Retype everything in the listing, leaving each line exactly as it is.

[Stored items]
— Start —

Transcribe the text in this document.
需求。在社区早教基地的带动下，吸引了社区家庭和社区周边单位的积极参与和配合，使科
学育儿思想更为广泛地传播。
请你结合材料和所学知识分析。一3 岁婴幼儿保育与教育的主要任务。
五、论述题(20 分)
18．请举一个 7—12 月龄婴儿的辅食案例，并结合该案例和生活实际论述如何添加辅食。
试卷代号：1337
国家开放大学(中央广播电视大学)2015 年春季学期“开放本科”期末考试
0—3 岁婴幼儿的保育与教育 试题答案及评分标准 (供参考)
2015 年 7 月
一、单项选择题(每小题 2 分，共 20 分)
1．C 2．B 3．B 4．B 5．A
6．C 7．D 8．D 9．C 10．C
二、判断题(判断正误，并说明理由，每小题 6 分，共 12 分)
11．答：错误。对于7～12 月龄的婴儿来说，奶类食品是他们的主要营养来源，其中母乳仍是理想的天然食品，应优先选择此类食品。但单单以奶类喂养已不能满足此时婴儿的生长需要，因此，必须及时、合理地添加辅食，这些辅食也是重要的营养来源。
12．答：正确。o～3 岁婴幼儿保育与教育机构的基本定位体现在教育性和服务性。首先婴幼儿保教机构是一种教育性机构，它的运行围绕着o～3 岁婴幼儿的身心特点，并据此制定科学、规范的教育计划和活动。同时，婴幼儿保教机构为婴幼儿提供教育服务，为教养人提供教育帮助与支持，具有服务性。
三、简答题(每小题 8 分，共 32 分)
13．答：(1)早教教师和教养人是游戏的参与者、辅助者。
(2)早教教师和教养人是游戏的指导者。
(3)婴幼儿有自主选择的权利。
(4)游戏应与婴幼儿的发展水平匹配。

— End —

• [Result for this exercise]
Transcribe the text in this document.
需求。在社区早教基地的带动下，吸引了社区家庭和社区周边单位的积极参与和配合，使科
学育儿思想更为广泛地传播。
请你结合材料和所学知识分析。一3 岁婴幼儿保育与教育的主要任务。
五、论述题(20 分)
18．请举一个 7—12 月龄婴儿的辅食案例，并结合该案例和生活实际论述如何添加辅食。
试卷代号：1337
国家开放大学(中央广播电视大学)2015 年春季学期“开放本科”期末考试
0—3 岁婴幼儿的保育与教育 试题答案及评分标准 (供参考)
2015 年 7 月
一、单项选择题(每小题 2 分，共 20 分)
1．C 2．B 3．B 4．B 5．A
6．C 7．D 8．D 9．C 10．C
二、判断题(判断正误，并说明理由，每小题 6 分，共 12 分)
11．答：错误。对于7～12 月龄的婴儿来说，奶类食品是他们的主要营养来源，其中母乳仍是理想的天然食品，应优先选择此类食品。但单单以奶类喂养已不能满足此时婴儿的生长需要，因此，必须及时、合理地添加辅食，这些辅食也是重要的营养来源。
12．答：正确。o～3 岁婴幼儿保育与教育机构的基本定位体现在教育性和服务性。首先婴幼儿保教机构是一种教育性机构，它的运行围绕着o～3 岁婴幼儿的身心特点，并据此制定科学、规范的教育计划和活动。同时，婴幼儿保教机构为婴幼儿提供教育服务，为教养人提供教育帮助与支持，具有服务性。
三、简答题(每小题 8 分，共 32 分)
13．答：(1)早教教师和教养人是游戏的参与者、辅助者。
(2)早教教师和教养人是游戏的指导者。
(3)婴幼儿有自主选择的权利。
(4)游戏应与婴幼儿的发展水平匹配。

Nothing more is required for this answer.